» **What is expected**
Repeat each entry in full, exactly.

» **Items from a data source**
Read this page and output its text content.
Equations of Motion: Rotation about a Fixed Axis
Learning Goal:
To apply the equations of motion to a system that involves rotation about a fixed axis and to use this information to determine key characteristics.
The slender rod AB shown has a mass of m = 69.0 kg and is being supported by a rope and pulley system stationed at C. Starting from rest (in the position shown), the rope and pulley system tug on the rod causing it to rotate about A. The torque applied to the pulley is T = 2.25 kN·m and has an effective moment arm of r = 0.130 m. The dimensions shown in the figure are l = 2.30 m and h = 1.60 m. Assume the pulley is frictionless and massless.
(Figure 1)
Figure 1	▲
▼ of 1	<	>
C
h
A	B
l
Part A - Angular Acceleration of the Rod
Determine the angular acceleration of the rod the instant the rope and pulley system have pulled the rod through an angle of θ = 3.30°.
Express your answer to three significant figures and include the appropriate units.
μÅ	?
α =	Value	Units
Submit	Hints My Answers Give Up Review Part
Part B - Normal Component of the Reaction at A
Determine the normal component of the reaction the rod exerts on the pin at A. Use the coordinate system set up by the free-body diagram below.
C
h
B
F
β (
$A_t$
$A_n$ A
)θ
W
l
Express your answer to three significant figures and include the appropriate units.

» **Written solution**
Read this page and output its text content.
Equations of Motion: Rotation about a Fixed Axis
Learning Goal:
To apply the equations of motion to a system that involves rotation about a fixed axis and to use this information to determine key characteristics.
The slender rod AB shown has a mass of m = 69.0 kg and is being supported by a rope and pulley system stationed at C. Starting from rest (in the position shown), the rope and pulley system tug on the rod causing it to rotate about A. The torque applied to the pulley is T = 2.25 kN·m and has an effective moment arm of r = 0.130 m. The dimensions shown in the figure are l = 2.30 m and h = 1.60 m. Assume the pulley is frictionless and massless.
(Figure 1)
Figure 1	▲
▼ of 1	<	>
C
h
A	B
l
Part A - Angular Acceleration of the Rod
Determine the angular acceleration of the rod the instant the rope and pulley system have pulled the rod through an angle of θ = 3.30°.
Express your answer to three significant figures and include the appropriate units.
μÅ	?
α =	Value	Units
Submit	Hints My Answers Give Up Review Part
Part B - Normal Component of the Reaction at A
Determine the normal component of the reaction the rod exerts on the pin at A. Use the coordinate system set up by the free-body diagram below.
C
h
B
F
β (
$A_t$
$A_n$ A
)θ
W
l
Express your answer to three significant figures and include the appropriate units.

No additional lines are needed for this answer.